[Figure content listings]
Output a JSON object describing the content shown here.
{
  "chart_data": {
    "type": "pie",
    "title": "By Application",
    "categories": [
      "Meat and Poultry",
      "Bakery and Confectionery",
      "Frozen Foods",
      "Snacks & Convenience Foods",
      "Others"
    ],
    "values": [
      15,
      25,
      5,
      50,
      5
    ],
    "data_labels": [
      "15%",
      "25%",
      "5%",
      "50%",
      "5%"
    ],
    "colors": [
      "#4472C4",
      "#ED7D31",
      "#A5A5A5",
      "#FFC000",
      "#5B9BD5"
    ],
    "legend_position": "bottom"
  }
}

Goal of the exercise
Find every line in the records above that holds the word "Foods", and copy each one.

Solution for this task
      "Frozen Foods",
      "Snacks & Convenience Foods",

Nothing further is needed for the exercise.